■ YOUR TASK ■
Copy every line, leaving nothing out and adding nothing.

■ RECORDS FOR THE TASK ■
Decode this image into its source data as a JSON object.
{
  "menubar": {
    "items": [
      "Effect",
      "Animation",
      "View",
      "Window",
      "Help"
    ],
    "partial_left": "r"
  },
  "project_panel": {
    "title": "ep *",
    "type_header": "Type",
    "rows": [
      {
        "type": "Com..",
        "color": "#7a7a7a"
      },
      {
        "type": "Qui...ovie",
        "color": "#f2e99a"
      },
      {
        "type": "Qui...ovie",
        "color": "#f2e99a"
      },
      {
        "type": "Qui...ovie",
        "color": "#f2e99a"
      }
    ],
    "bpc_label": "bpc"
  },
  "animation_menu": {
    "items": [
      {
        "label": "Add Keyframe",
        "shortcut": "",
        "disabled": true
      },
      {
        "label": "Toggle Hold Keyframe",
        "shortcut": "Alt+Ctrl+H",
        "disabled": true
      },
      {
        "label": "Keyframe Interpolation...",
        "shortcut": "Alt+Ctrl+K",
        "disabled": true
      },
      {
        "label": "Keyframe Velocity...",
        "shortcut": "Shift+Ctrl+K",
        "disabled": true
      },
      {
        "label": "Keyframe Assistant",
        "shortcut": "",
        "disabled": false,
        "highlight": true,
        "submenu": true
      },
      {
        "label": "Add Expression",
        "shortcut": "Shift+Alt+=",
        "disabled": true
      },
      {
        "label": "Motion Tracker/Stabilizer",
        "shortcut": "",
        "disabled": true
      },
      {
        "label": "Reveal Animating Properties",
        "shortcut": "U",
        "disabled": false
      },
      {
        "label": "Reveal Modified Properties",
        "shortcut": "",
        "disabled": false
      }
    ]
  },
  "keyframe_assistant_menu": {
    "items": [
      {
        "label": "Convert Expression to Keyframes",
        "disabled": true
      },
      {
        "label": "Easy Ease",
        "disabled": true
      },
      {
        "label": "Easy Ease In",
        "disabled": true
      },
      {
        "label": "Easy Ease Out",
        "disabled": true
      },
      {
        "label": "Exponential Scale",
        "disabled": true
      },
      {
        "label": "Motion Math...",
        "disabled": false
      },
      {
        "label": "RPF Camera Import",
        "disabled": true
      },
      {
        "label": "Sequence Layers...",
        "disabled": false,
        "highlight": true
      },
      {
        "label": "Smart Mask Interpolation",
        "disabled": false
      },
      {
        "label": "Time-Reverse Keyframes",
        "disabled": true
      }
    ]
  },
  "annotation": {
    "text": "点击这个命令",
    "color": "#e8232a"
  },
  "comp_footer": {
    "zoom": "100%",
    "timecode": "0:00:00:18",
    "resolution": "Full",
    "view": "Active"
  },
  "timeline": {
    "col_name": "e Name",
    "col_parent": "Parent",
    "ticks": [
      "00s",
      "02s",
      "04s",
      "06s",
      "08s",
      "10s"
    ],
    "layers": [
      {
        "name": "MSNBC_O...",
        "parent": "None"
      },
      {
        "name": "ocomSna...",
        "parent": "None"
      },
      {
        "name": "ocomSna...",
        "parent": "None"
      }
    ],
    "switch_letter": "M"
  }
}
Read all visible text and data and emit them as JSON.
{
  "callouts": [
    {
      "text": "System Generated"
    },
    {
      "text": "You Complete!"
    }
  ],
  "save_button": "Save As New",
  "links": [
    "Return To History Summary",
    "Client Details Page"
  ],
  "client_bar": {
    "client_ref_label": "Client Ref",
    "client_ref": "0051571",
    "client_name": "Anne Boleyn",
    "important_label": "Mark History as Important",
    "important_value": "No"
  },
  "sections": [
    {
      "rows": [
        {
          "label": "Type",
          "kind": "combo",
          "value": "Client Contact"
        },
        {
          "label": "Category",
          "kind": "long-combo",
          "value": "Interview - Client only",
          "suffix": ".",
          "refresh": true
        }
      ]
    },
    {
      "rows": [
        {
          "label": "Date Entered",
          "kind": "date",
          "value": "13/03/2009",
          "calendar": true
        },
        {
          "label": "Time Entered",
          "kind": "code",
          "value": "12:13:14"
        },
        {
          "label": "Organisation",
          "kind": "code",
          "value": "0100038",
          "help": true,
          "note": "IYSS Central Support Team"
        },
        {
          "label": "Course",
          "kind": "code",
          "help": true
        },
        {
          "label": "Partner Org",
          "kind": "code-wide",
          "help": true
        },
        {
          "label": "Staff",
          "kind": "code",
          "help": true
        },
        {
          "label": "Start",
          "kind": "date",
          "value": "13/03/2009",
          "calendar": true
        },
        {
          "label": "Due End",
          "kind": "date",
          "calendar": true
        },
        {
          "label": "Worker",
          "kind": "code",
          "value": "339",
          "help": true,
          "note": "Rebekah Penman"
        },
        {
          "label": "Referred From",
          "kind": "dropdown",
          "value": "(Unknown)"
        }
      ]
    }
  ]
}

■ ANSWER TO THIS PROBLEM ■
Decode this image into its source data as a JSON object.
{
  "menubar": {
    "items": [
      "Effect",
      "Animation",
      "View",
      "Window",
      "Help"
    ],
    "partial_left": "r"
  },
  "project_panel": {
    "title": "ep *",
    "type_header": "Type",
    "rows": [
      {
        "type": "Com..",
        "color": "#7a7a7a"
      },
      {
        "type": "Qui...ovie",
        "color": "#f2e99a"
      },
      {
        "type": "Qui...ovie",
        "color": "#f2e99a"
      },
      {
        "type": "Qui...ovie",
        "color": "#f2e99a"
      }
    ],
    "bpc_label": "bpc"
  },
  "animation_menu": {
    "items": [
      {
        "label": "Add Keyframe",
        "shortcut": "",
        "disabled": true
      },
      {
        "label": "Toggle Hold Keyframe",
        "shortcut": "Alt+Ctrl+H",
        "disabled": true
      },
      {
        "label": "Keyframe Interpolation...",
        "shortcut": "Alt+Ctrl+K",
        "disabled": true
      },
      {
        "label": "Keyframe Velocity...",
        "shortcut": "Shift+Ctrl+K",
        "disabled": true
      },
      {
        "label": "Keyframe Assistant",
        "shortcut": "",
        "disabled": false,
        "highlight": true,
        "submenu": true
      },
      {
        "label": "Add Expression",
        "shortcut": "Shift+Alt+=",
        "disabled": true
      },
      {
        "label": "Motion Tracker/Stabilizer",
        "shortcut": "",
        "disabled": true
      },
      {
        "label": "Reveal Animating Properties",
        "shortcut": "U",
        "disabled": false
      },
      {
        "label": "Reveal Modified Properties",
        "shortcut": "",
        "disabled": false
      }
    ]
  },
  "keyframe_assistant_menu": {
    "items": [
      {
        "label": "Convert Expression to Keyframes",
        "disabled": true
      },
      {
        "label": "Easy Ease",
        "disabled": true
      },
      {
        "label": "Easy Ease In",
        "disabled": true
      },
      {
        "label": "Easy Ease Out",
        "disabled": true
      },
      {
        "label": "Exponential Scale",
        "disabled": true
      },
      {
        "label": "Motion Math...",
        "disabled": false
      },
      {
        "label": "RPF Camera Import",
        "disabled": true
      },
      {
        "label": "Sequence Layers...",
        "disabled": false,
        "highlight": true
      },
      {
        "label": "Smart Mask Interpolation",
        "disabled": false
      },
      {
        "label": "Time-Reverse Keyframes",
        "disabled": true
      }
    ]
  },
  "annotation": {
    "text": "点击这个命令",
    "color": "#e8232a"
  },
  "comp_footer": {
    "zoom": "100%",
    "timecode": "0:00:00:18",
    "resolution": "Full",
    "view": "Active"
  },
  "timeline": {
    "col_name": "e Name",
    "col_parent": "Parent",
    "ticks": [
      "00s",
      "02s",
      "04s",
      "06s",
      "08s",
      "10s"
    ],
    "layers": [
      {
        "name": "MSNBC_O...",
        "parent": "None"
      },
      {
        "name": "ocomSna...",
        "parent": "None"
      },
      {
        "name": "ocomSna...",
        "parent": "None"
      }
    ],
    "switch_letter": "M"
  }
}
Read all visible text and data and emit them as JSON.
{
  "callouts": [
    {
      "text": "System Generated"
    },
    {
      "text": "You Complete!"
    }
  ],
  "save_button": "Save As New",
  "links": [
    "Return To History Summary",
    "Client Details Page"
  ],
  "client_bar": {
    "client_ref_label": "Client Ref",
    "client_ref": "0051571",
    "client_name": "Anne Boleyn",
    "important_label": "Mark History as Important",
    "important_value": "No"
  },
  "sections": [
    {
      "rows": [
        {
          "label": "Type",
          "kind": "combo",
          "value": "Client Contact"
        },
        {
          "label": "Category",
          "kind": "long-combo",
          "value": "Interview - Client only",
          "suffix": ".",
          "refresh": true
        }
      ]
    },
    {
      "rows": [
        {
          "label": "Date Entered",
          "kind": "date",
          "value": "13/03/2009",
          "calendar": true
        },
        {
          "label": "Time Entered",
          "kind": "code",
          "value": "12:13:14"
        },
        {
          "label": "Organisation",
          "kind": "code",
          "value": "0100038",
          "help": true,
          "note": "IYSS Central Support Team"
        },
        {
          "label": "Course",
          "kind": "code",
          "help": true
        },
        {
          "label": "Partner Org",
          "kind": "code-wide",
          "help": true
        },
        {
          "label": "Staff",
          "kind": "code",
          "help": true
        },
        {
          "label": "Start",
          "kind": "date",
          "value": "13/03/2009",
          "calendar": true
        },
        {
          "label": "Due End",
          "kind": "date",
          "calendar": true
        },
        {
          "label": "Worker",
          "kind": "code",
          "value": "339",
          "help": true,
          "note": "Rebekah Penman"
        },
        {
          "label": "Referred From",
          "kind": "dropdown",
          "value": "(Unknown)"
        }
      ]
    }
  ]
}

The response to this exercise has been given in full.